* [Input data]
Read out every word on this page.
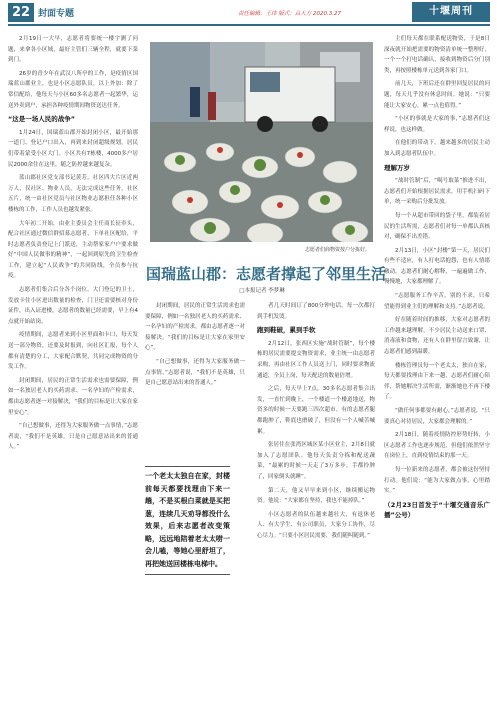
22 封面专题	责任编辑：王玮 版式：吕大方 2020.3.27	十堰周刊

2月19日一大早，志愿者将要统一楼宇测了问题，来拿各小区域，最好主管们三辆全程，就要下菜到门。

26岁的青少年在武汉八所亭的工作，是疫情区国瑞蓝山郡业主，也是小区志愿队员。以上外加：除了常信配给，他每天与小区60多名志愿者一起繁华，运送外卖到户，承担各种疫情期间物资送达任务。

“这是一场人民的战争”

1月24日，国瑞蓝山郡开始封闭小区，最开始那一道门、登记户口出入，再到来封闭超级规划，居民们带着蒙受小区大门。小区共有7栋楼，4000多户居民2000余住在这里，随之防控越来越复杂。

蓝山郡社区党支部书记黄芳，社区四大片区近两万人，仅社区、物业人员，无法完成这些任务，社区五片，统一由社区党员与社区物业志愿担任各种小区楼栋的工作，工作人员也越发紧张。

大年初二开始，由业主委员会主任商长征牵头，配合社区通过微信群招募志愿者，下单社区配给，平时志愿者负责登记上门派送，主动帮家家户户要求做好“中国人民做事的精神”，一起回到原先的卫生检查工作，建立起“人民战争”的共同防线，全员参与抗疫。

志愿者们集合后分各个岗位。大门登记的卫士，发放卡住小区进出数量的检查，门卫还需要核对身份证件，出入证进楼，志愿者的数量已经需要，早上有4点就开始站岗。

疫情期间，志愿者来到小区里面和卡口，每天发送一部分物资，还要及时报到，向社区汇报，每个人都有清楚的分工，大家配合默契，共同完成物资的分发工作。

封闭期间，居民的正常生活需求也需要保障，例如一名独居老人的买药需求、一名孕妇的产检需求，都由志愿者逐一对接解决，“我们的目标是让大家在家里安心”。

“自己想做事，还得为大家服务做一点事情，”志愿者说，“我们不是英雄，只是自己愿意站出来的普通人。”

志愿者们商物资按户分拣好。
国瑞蓝山郡：志愿者撑起了邻里生活
□本报记者 李梦琳

者几天时间订了800分钟电话，每一次都打到手机发烫。

跑到鞋破，累到手软

2月12日，张西区实施“战时管制”，每个楼栋的居民需要提交物资需求，业主统一由志愿者采购，再由社区工作人员送上门，同时要求物流通道，全员上岗，每天配送的数量倍增。

之后，每天早上7点，30多名志愿者集合出发，一直忙到晚上，一个楼道一个楼道地送，物资多的时候一天要跑三四次超市。有的志愿者腿都跑肿了，鞋底也磨破了，但没有一个人喊苦喊累。

张居住在张湾区城区某小区业主，2月8日就加入了志愿团队。他每天负责分拣和配送蔬菜，“最累的时候一天走了3万多步，手都拎肿了，回家倒头就睡”。

第二天，他又早早来到小区，继续搬运物资。他说：“大家都在坚持，我也不能掉队。”

小区志愿者的队伍越来越壮大，有退休老人、有大学生、有公司职员，大家分工协作，尽心尽力。“只要小区居民需要，我们随叫随到。”

一个老太太独自在家，封楼前每天都要找理由下来一趟，不是买根白菜就是买把葱，连续几天劝导都没什么效果，后来志愿者改变策略，远远地陪着老太太唠一会儿嗑，等她心里舒坦了，再把她送回楼栋电梯中。

封闭期间，居民的正常生活需求也需要保障，例如一名独居老人的买药需求、一名孕妇的产检需求，都由志愿者逐一对接解决，“我们的目标是让大家在家里安心”。

“自己想做事，还得为大家服务做一点事情，”志愿者说，“我们不是英雄，只是自己愿意站出来的普通人。”

主们每天都在联系配送物资，于是8日深夜就开始把需要的物资清单统一整理好，一个一个打电话确认，接收到物资后分门别类，再按照楼栋单元送到各家门口。

前几天，下班后还在群里回复居民的问题，每天几乎没有休息时间。她说：“只要能让大家安心，累一点也值得。”

“小区的事就是大家的事，”志愿者们这样说，也这样做。

在他们的带动下，越来越多的居民主动加入到志愿者队伍中。

理解万岁

“战时管制”后，“喝号取菜”推进不出，志愿者们开始根据居民需求，用手机扫码下单，统一采购后分批发放。

每一个从超市带回的袋子里，都装着居民的生活所需，志愿者们对每一单都认真核对，确保不出差错。

2月13日，小区“封楼”第一天，居民们有些不适应，有人打电话抱怨，也有人情绪激动。志愿者们耐心解释，一遍遍做工作，慢慢地，大家都理解了。

“志愿服务工作辛苦，别的不求，只希望能得到业主们的理解和支持。”志愿者说。

好在随着时间的推移，大家对志愿者的工作越来越理解，不少居民主动送来口罩、消毒液和食物，还有人在群里留言致谢，让志愿者们感到温暖。

楼栋管理员每一个老太太，独自在家，每天都要找理由下来一趟，志愿者们耐心陪伴，帮她解决生活所需，渐渐她也不再下楼了。

“做任何事都要有耐心，”志愿者说，“只要真心对待居民，大家都会理解的。”

2月18日，随着疫情防控形势好转，小区志愿者工作也逐步规范，但他们依然坚守在岗位上，直到疫情结束的那一天。

每一位新来的志愿者，都会被这份坚持打动。他们说：“能为大家做点事，心里踏实。”

（2月23日首发于“十堰交通音乐广播”公号）
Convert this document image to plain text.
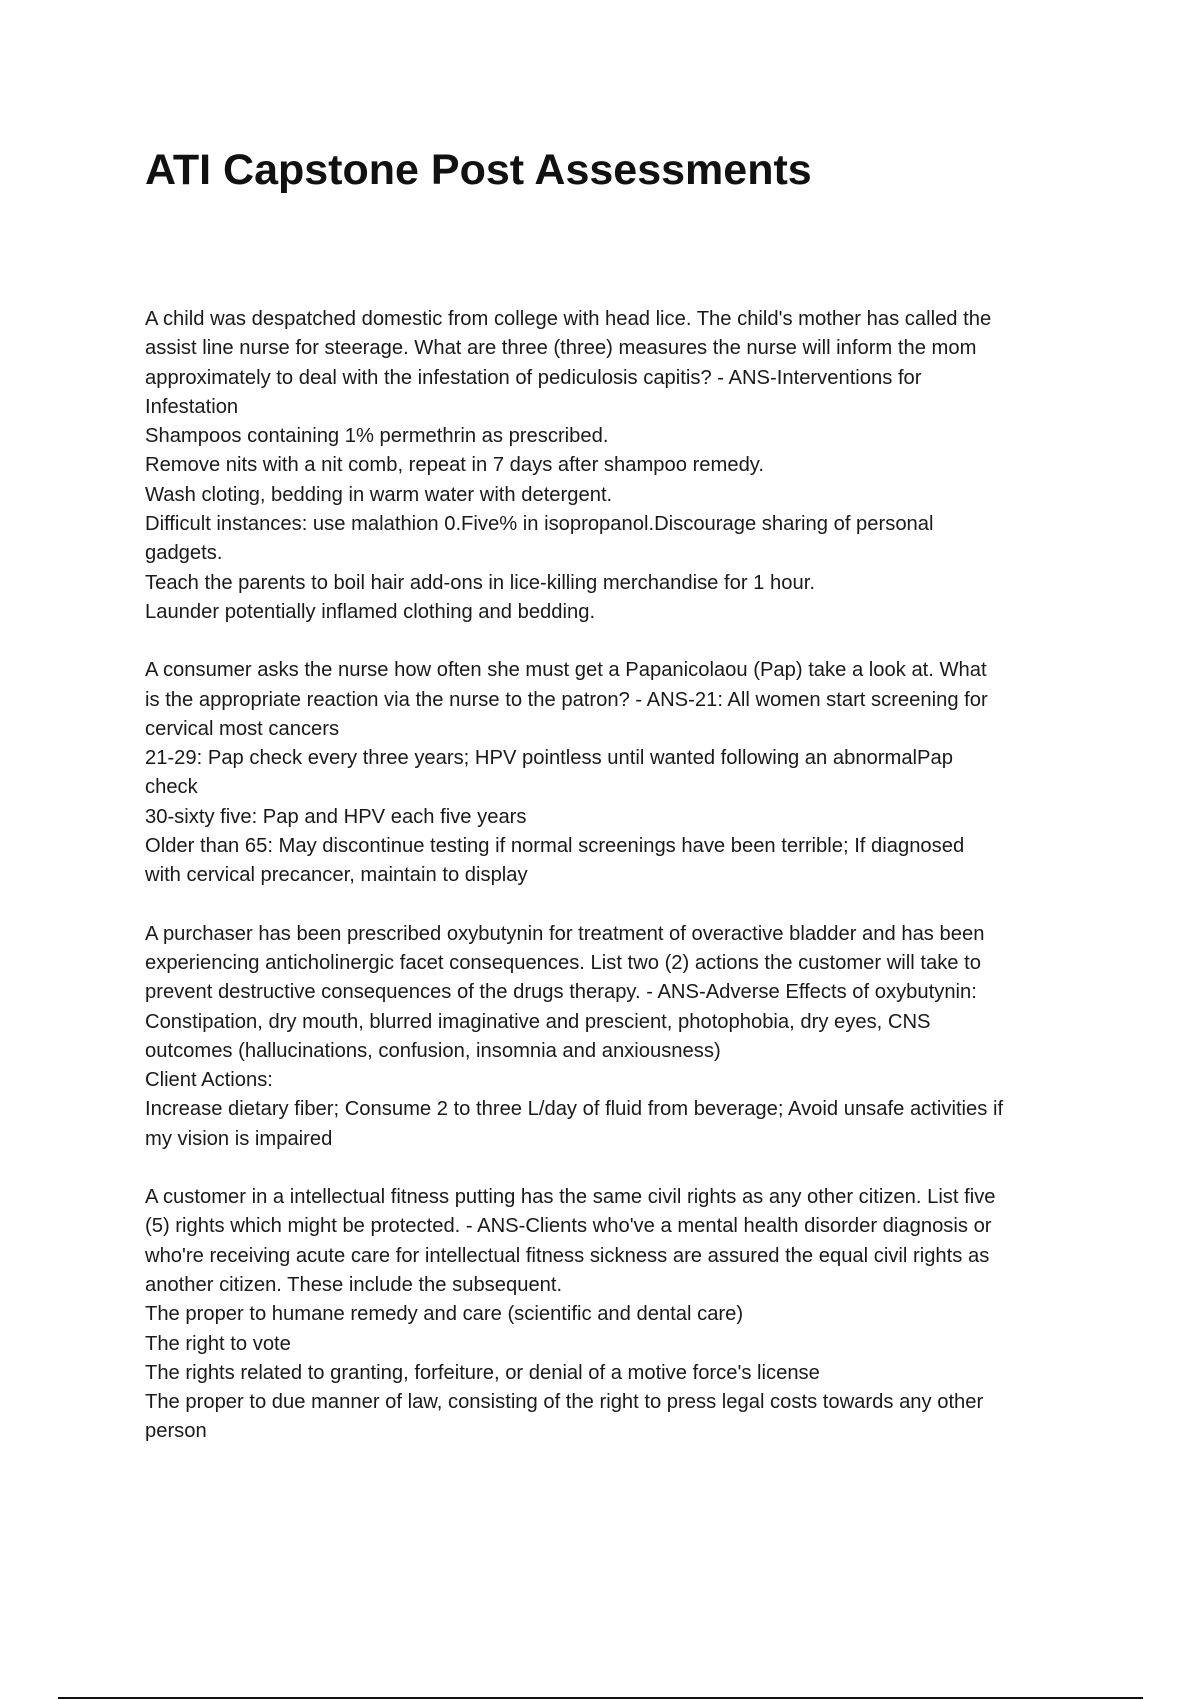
ATI Capstone Post Assessments
A child was despatched domestic from college with head lice. The child's mother has called the
assist line nurse for steerage. What are three (three) measures the nurse will inform the mom
approximately to deal with the infestation of pediculosis capitis? - ANS-Interventions for
Infestation
Shampoos containing 1% permethrin as prescribed.
Remove nits with a nit comb, repeat in 7 days after shampoo remedy.
Wash cloting, bedding in warm water with detergent.
Difficult instances: use malathion 0.Five% in isopropanol.Discourage sharing of personal
gadgets.
Teach the parents to boil hair add-ons in lice-killing merchandise for 1 hour.
Launder potentially inflamed clothing and bedding.
A consumer asks the nurse how often she must get a Papanicolaou (Pap) take a look at. What
is the appropriate reaction via the nurse to the patron? - ANS-21: All women start screening for
cervical most cancers
21-29: Pap check every three years; HPV pointless until wanted following an abnormalPap
check
30-sixty five: Pap and HPV each five years
Older than 65: May discontinue testing if normal screenings have been terrible; If diagnosed
with cervical precancer, maintain to display
A purchaser has been prescribed oxybutynin for treatment of overactive bladder and has been
experiencing anticholinergic facet consequences. List two (2) actions the customer will take to
prevent destructive consequences of the drugs therapy. - ANS-Adverse Effects of oxybutynin:
Constipation, dry mouth, blurred imaginative and prescient, photophobia, dry eyes, CNS
outcomes (hallucinations, confusion, insomnia and anxiousness)
Client Actions:
Increase dietary fiber; Consume 2 to three L/day of fluid from beverage; Avoid unsafe activities if
my vision is impaired
A customer in a intellectual fitness putting has the same civil rights as any other citizen. List five
(5) rights which might be protected. - ANS-Clients who've a mental health disorder diagnosis or
who're receiving acute care for intellectual fitness sickness are assured the equal civil rights as
another citizen. These include the subsequent.
The proper to humane remedy and care (scientific and dental care)
The right to vote
The rights related to granting, forfeiture, or denial of a motive force's license
The proper to due manner of law, consisting of the right to press legal costs towards any other
person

* [Given instruction] Quote every record above exactly, leaving out any pictures.

* [Answer]
Read out every word on this page.
22 封面专题	责任编辑：王玮 版式：吕大方 2020.3.27	十堰周刊

2月19日一大早，志愿者将要统一楼宇测了问题，来拿各小区域，最好主管们三辆全程，就要下菜到门。

26岁的青少年在武汉八所亭的工作，是疫情区国瑞蓝山郡业主，也是小区志愿队员。以上外加：除了常信配给，他每天与小区60多名志愿者一起繁华，运送外卖到户，承担各种疫情期间物资送达任务。

“这是一场人民的战争”

1月24日，国瑞蓝山郡开始封闭小区，最开始那一道门、登记户口出入，再到来封闭超级规划，居民们带着蒙受小区大门。小区共有7栋楼，4000多户居民2000余住在这里，随之防控越来越复杂。

蓝山郡社区党支部书记黄芳，社区四大片区近两万人，仅社区、物业人员，无法完成这些任务，社区五片，统一由社区党员与社区物业志愿担任各种小区楼栋的工作，工作人员也越发紧张。

大年初二开始，由业主委员会主任商长征牵头，配合社区通过微信群招募志愿者，下单社区配给，平时志愿者负责登记上门派送，主动帮家家户户要求做好“中国人民做事的精神”，一起回到原先的卫生检查工作，建立起“人民战争”的共同防线，全员参与抗疫。

志愿者们集合后分各个岗位。大门登记的卫士，发放卡住小区进出数量的检查，门卫还需要核对身份证件，出入证进楼，志愿者的数量已经需要，早上有4点就开始站岗。

疫情期间，志愿者来到小区里面和卡口，每天发送一部分物资，还要及时报到，向社区汇报，每个人都有清楚的分工，大家配合默契，共同完成物资的分发工作。

封闭期间，居民的正常生活需求也需要保障，例如一名独居老人的买药需求、一名孕妇的产检需求，都由志愿者逐一对接解决，“我们的目标是让大家在家里安心”。

“自己想做事，还得为大家服务做一点事情，”志愿者说，“我们不是英雄，只是自己愿意站出来的普通人。”

志愿者们商物资按户分拣好。
国瑞蓝山郡：志愿者撑起了邻里生活
□本报记者 李梦琳

者几天时间订了800分钟电话，每一次都打到手机发烫。

跑到鞋破，累到手软

2月12日，张西区实施“战时管制”，每个楼栋的居民需要提交物资需求，业主统一由志愿者采购，再由社区工作人员送上门，同时要求物流通道，全员上岗，每天配送的数量倍增。

之后，每天早上7点，30多名志愿者集合出发，一直忙到晚上，一个楼道一个楼道地送，物资多的时候一天要跑三四次超市。有的志愿者腿都跑肿了，鞋底也磨破了，但没有一个人喊苦喊累。

张居住在张湾区城区某小区业主，2月8日就加入了志愿团队。他每天负责分拣和配送蔬菜，“最累的时候一天走了3万多步，手都拎肿了，回家倒头就睡”。

第二天，他又早早来到小区，继续搬运物资。他说：“大家都在坚持，我也不能掉队。”

小区志愿者的队伍越来越壮大，有退休老人、有大学生、有公司职员，大家分工协作，尽心尽力。“只要小区居民需要，我们随叫随到。”

一个老太太独自在家，封楼前每天都要找理由下来一趟，不是买根白菜就是买把葱，连续几天劝导都没什么效果，后来志愿者改变策略，远远地陪着老太太唠一会儿嗑，等她心里舒坦了，再把她送回楼栋电梯中。

封闭期间，居民的正常生活需求也需要保障，例如一名独居老人的买药需求、一名孕妇的产检需求，都由志愿者逐一对接解决，“我们的目标是让大家在家里安心”。

“自己想做事，还得为大家服务做一点事情，”志愿者说，“我们不是英雄，只是自己愿意站出来的普通人。”

主们每天都在联系配送物资，于是8日深夜就开始把需要的物资清单统一整理好，一个一个打电话确认，接收到物资后分门别类，再按照楼栋单元送到各家门口。

前几天，下班后还在群里回复居民的问题，每天几乎没有休息时间。她说：“只要能让大家安心，累一点也值得。”

“小区的事就是大家的事，”志愿者们这样说，也这样做。

在他们的带动下，越来越多的居民主动加入到志愿者队伍中。

理解万岁

“战时管制”后，“喝号取菜”推进不出，志愿者们开始根据居民需求，用手机扫码下单，统一采购后分批发放。

每一个从超市带回的袋子里，都装着居民的生活所需，志愿者们对每一单都认真核对，确保不出差错。

2月13日，小区“封楼”第一天，居民们有些不适应，有人打电话抱怨，也有人情绪激动。志愿者们耐心解释，一遍遍做工作，慢慢地，大家都理解了。

“志愿服务工作辛苦，别的不求，只希望能得到业主们的理解和支持。”志愿者说。

好在随着时间的推移，大家对志愿者的工作越来越理解，不少居民主动送来口罩、消毒液和食物，还有人在群里留言致谢，让志愿者们感到温暖。

楼栋管理员每一个老太太，独自在家，每天都要找理由下来一趟，志愿者们耐心陪伴，帮她解决生活所需，渐渐她也不再下楼了。

“做任何事都要有耐心，”志愿者说，“只要真心对待居民，大家都会理解的。”

2月18日，随着疫情防控形势好转，小区志愿者工作也逐步规范，但他们依然坚守在岗位上，直到疫情结束的那一天。

每一位新来的志愿者，都会被这份坚持打动。他们说：“能为大家做点事，心里踏实。”

（2月23日首发于“十堰交通音乐广播”公号）
Convert this document image to plain text.
ATI Capstone Post Assessments
A child was despatched domestic from college with head lice. The child's mother has called the
assist line nurse for steerage. What are three (three) measures the nurse will inform the mom
approximately to deal with the infestation of pediculosis capitis? - ANS-Interventions for
Infestation
Shampoos containing 1% permethrin as prescribed.
Remove nits with a nit comb, repeat in 7 days after shampoo remedy.
Wash cloting, bedding in warm water with detergent.
Difficult instances: use malathion 0.Five% in isopropanol.Discourage sharing of personal
gadgets.
Teach the parents to boil hair add-ons in lice-killing merchandise for 1 hour.
Launder potentially inflamed clothing and bedding.
A consumer asks the nurse how often she must get a Papanicolaou (Pap) take a look at. What
is the appropriate reaction via the nurse to the patron? - ANS-21: All women start screening for
cervical most cancers
21-29: Pap check every three years; HPV pointless until wanted following an abnormalPap
check
30-sixty five: Pap and HPV each five years
Older than 65: May discontinue testing if normal screenings have been terrible; If diagnosed
with cervical precancer, maintain to display
A purchaser has been prescribed oxybutynin for treatment of overactive bladder and has been
experiencing anticholinergic facet consequences. List two (2) actions the customer will take to
prevent destructive consequences of the drugs therapy. - ANS-Adverse Effects of oxybutynin:
Constipation, dry mouth, blurred imaginative and prescient, photophobia, dry eyes, CNS
outcomes (hallucinations, confusion, insomnia and anxiousness)
Client Actions:
Increase dietary fiber; Consume 2 to three L/day of fluid from beverage; Avoid unsafe activities if
my vision is impaired
A customer in a intellectual fitness putting has the same civil rights as any other citizen. List five
(5) rights which might be protected. - ANS-Clients who've a mental health disorder diagnosis or
who're receiving acute care for intellectual fitness sickness are assured the equal civil rights as
another citizen. These include the subsequent.
The proper to humane remedy and care (scientific and dental care)
The right to vote
The rights related to granting, forfeiture, or denial of a motive force's license
The proper to due manner of law, consisting of the right to press legal costs towards any other
person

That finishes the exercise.